Extracted data entries
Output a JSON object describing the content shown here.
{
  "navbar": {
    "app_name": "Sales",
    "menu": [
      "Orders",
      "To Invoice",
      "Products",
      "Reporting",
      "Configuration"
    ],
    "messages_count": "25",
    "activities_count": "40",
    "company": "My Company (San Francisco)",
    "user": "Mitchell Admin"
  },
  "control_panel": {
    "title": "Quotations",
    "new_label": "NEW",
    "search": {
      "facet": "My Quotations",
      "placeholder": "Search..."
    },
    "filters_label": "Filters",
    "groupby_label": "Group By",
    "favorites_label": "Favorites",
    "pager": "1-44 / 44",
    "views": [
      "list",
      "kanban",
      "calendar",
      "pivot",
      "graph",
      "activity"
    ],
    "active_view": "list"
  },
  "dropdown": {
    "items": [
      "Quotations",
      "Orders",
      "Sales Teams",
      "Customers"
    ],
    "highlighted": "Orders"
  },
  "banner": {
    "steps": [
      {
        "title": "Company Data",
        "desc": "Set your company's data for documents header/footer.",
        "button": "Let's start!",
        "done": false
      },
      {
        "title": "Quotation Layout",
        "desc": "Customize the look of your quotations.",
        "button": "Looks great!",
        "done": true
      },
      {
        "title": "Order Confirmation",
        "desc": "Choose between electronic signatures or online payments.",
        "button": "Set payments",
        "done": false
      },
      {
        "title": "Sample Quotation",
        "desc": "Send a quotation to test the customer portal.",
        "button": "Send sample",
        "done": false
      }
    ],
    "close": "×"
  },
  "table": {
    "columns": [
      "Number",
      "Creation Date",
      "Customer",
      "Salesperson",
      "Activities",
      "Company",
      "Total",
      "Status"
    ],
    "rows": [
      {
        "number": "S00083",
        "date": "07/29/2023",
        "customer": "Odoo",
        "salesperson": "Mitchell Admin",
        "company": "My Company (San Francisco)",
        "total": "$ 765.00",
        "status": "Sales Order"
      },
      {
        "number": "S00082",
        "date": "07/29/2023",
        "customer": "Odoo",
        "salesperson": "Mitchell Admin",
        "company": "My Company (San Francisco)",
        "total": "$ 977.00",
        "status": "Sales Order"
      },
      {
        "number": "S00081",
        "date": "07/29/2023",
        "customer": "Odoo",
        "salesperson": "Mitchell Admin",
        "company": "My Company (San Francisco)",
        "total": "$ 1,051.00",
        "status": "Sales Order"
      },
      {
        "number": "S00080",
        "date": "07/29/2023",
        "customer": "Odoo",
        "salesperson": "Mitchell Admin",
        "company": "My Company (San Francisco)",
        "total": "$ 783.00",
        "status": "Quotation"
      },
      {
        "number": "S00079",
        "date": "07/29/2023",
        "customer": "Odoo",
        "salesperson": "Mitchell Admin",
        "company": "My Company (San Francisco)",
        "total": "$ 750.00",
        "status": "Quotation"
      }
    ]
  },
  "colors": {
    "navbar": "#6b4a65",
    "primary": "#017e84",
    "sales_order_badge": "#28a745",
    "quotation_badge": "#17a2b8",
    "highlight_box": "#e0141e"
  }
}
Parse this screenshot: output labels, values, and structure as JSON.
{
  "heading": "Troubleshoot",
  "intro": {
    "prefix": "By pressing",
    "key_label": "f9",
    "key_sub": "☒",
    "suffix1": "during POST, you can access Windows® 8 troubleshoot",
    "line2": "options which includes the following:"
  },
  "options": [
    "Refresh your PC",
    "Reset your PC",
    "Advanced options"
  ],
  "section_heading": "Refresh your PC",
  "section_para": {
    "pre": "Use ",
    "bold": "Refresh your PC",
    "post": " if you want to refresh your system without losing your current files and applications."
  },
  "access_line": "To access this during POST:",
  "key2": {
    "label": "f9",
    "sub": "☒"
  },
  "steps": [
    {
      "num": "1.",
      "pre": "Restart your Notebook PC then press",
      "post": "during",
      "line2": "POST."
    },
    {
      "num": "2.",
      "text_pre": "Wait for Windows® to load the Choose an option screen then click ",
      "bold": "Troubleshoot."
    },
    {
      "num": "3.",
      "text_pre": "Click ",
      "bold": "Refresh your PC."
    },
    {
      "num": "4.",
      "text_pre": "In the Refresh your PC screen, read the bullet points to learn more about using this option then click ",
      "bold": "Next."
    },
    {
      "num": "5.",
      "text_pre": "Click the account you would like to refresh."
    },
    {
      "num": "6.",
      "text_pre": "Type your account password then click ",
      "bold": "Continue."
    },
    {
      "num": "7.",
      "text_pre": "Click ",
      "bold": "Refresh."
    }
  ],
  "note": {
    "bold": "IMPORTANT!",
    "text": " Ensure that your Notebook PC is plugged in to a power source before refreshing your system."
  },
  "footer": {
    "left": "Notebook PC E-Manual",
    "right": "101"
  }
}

> Task goal:
All of the material above needs to be retyped word for word.

> Task output:
Output a JSON object describing the content shown here.
{
  "navbar": {
    "app_name": "Sales",
    "menu": [
      "Orders",
      "To Invoice",
      "Products",
      "Reporting",
      "Configuration"
    ],
    "messages_count": "25",
    "activities_count": "40",
    "company": "My Company (San Francisco)",
    "user": "Mitchell Admin"
  },
  "control_panel": {
    "title": "Quotations",
    "new_label": "NEW",
    "search": {
      "facet": "My Quotations",
      "placeholder": "Search..."
    },
    "filters_label": "Filters",
    "groupby_label": "Group By",
    "favorites_label": "Favorites",
    "pager": "1-44 / 44",
    "views": [
      "list",
      "kanban",
      "calendar",
      "pivot",
      "graph",
      "activity"
    ],
    "active_view": "list"
  },
  "dropdown": {
    "items": [
      "Quotations",
      "Orders",
      "Sales Teams",
      "Customers"
    ],
    "highlighted": "Orders"
  },
  "banner": {
    "steps": [
      {
        "title": "Company Data",
        "desc": "Set your company's data for documents header/footer.",
        "button": "Let's start!",
        "done": false
      },
      {
        "title": "Quotation Layout",
        "desc": "Customize the look of your quotations.",
        "button": "Looks great!",
        "done": true
      },
      {
        "title": "Order Confirmation",
        "desc": "Choose between electronic signatures or online payments.",
        "button": "Set payments",
        "done": false
      },
      {
        "title": "Sample Quotation",
        "desc": "Send a quotation to test the customer portal.",
        "button": "Send sample",
        "done": false
      }
    ],
    "close": "×"
  },
  "table": {
    "columns": [
      "Number",
      "Creation Date",
      "Customer",
      "Salesperson",
      "Activities",
      "Company",
      "Total",
      "Status"
    ],
    "rows": [
      {
        "number": "S00083",
        "date": "07/29/2023",
        "customer": "Odoo",
        "salesperson": "Mitchell Admin",
        "company": "My Company (San Francisco)",
        "total": "$ 765.00",
        "status": "Sales Order"
      },
      {
        "number": "S00082",
        "date": "07/29/2023",
        "customer": "Odoo",
        "salesperson": "Mitchell Admin",
        "company": "My Company (San Francisco)",
        "total": "$ 977.00",
        "status": "Sales Order"
      },
      {
        "number": "S00081",
        "date": "07/29/2023",
        "customer": "Odoo",
        "salesperson": "Mitchell Admin",
        "company": "My Company (San Francisco)",
        "total": "$ 1,051.00",
        "status": "Sales Order"
      },
      {
        "number": "S00080",
        "date": "07/29/2023",
        "customer": "Odoo",
        "salesperson": "Mitchell Admin",
        "company": "My Company (San Francisco)",
        "total": "$ 783.00",
        "status": "Quotation"
      },
      {
        "number": "S00079",
        "date": "07/29/2023",
        "customer": "Odoo",
        "salesperson": "Mitchell Admin",
        "company": "My Company (San Francisco)",
        "total": "$ 750.00",
        "status": "Quotation"
      }
    ]
  },
  "colors": {
    "navbar": "#6b4a65",
    "primary": "#017e84",
    "sales_order_badge": "#28a745",
    "quotation_badge": "#17a2b8",
    "highlight_box": "#e0141e"
  }
}
Parse this screenshot: output labels, values, and structure as JSON.
{
  "heading": "Troubleshoot",
  "intro": {
    "prefix": "By pressing",
    "key_label": "f9",
    "key_sub": "☒",
    "suffix1": "during POST, you can access Windows® 8 troubleshoot",
    "line2": "options which includes the following:"
  },
  "options": [
    "Refresh your PC",
    "Reset your PC",
    "Advanced options"
  ],
  "section_heading": "Refresh your PC",
  "section_para": {
    "pre": "Use ",
    "bold": "Refresh your PC",
    "post": " if you want to refresh your system without losing your current files and applications."
  },
  "access_line": "To access this during POST:",
  "key2": {
    "label": "f9",
    "sub": "☒"
  },
  "steps": [
    {
      "num": "1.",
      "pre": "Restart your Notebook PC then press",
      "post": "during",
      "line2": "POST."
    },
    {
      "num": "2.",
      "text_pre": "Wait for Windows® to load the Choose an option screen then click ",
      "bold": "Troubleshoot."
    },
    {
      "num": "3.",
      "text_pre": "Click ",
      "bold": "Refresh your PC."
    },
    {
      "num": "4.",
      "text_pre": "In the Refresh your PC screen, read the bullet points to learn more about using this option then click ",
      "bold": "Next."
    },
    {
      "num": "5.",
      "text_pre": "Click the account you would like to refresh."
    },
    {
      "num": "6.",
      "text_pre": "Type your account password then click ",
      "bold": "Continue."
    },
    {
      "num": "7.",
      "text_pre": "Click ",
      "bold": "Refresh."
    }
  ],
  "note": {
    "bold": "IMPORTANT!",
    "text": " Ensure that your Notebook PC is plugged in to a power source before refreshing your system."
  },
  "footer": {
    "left": "Notebook PC E-Manual",
    "right": "101"
  }
}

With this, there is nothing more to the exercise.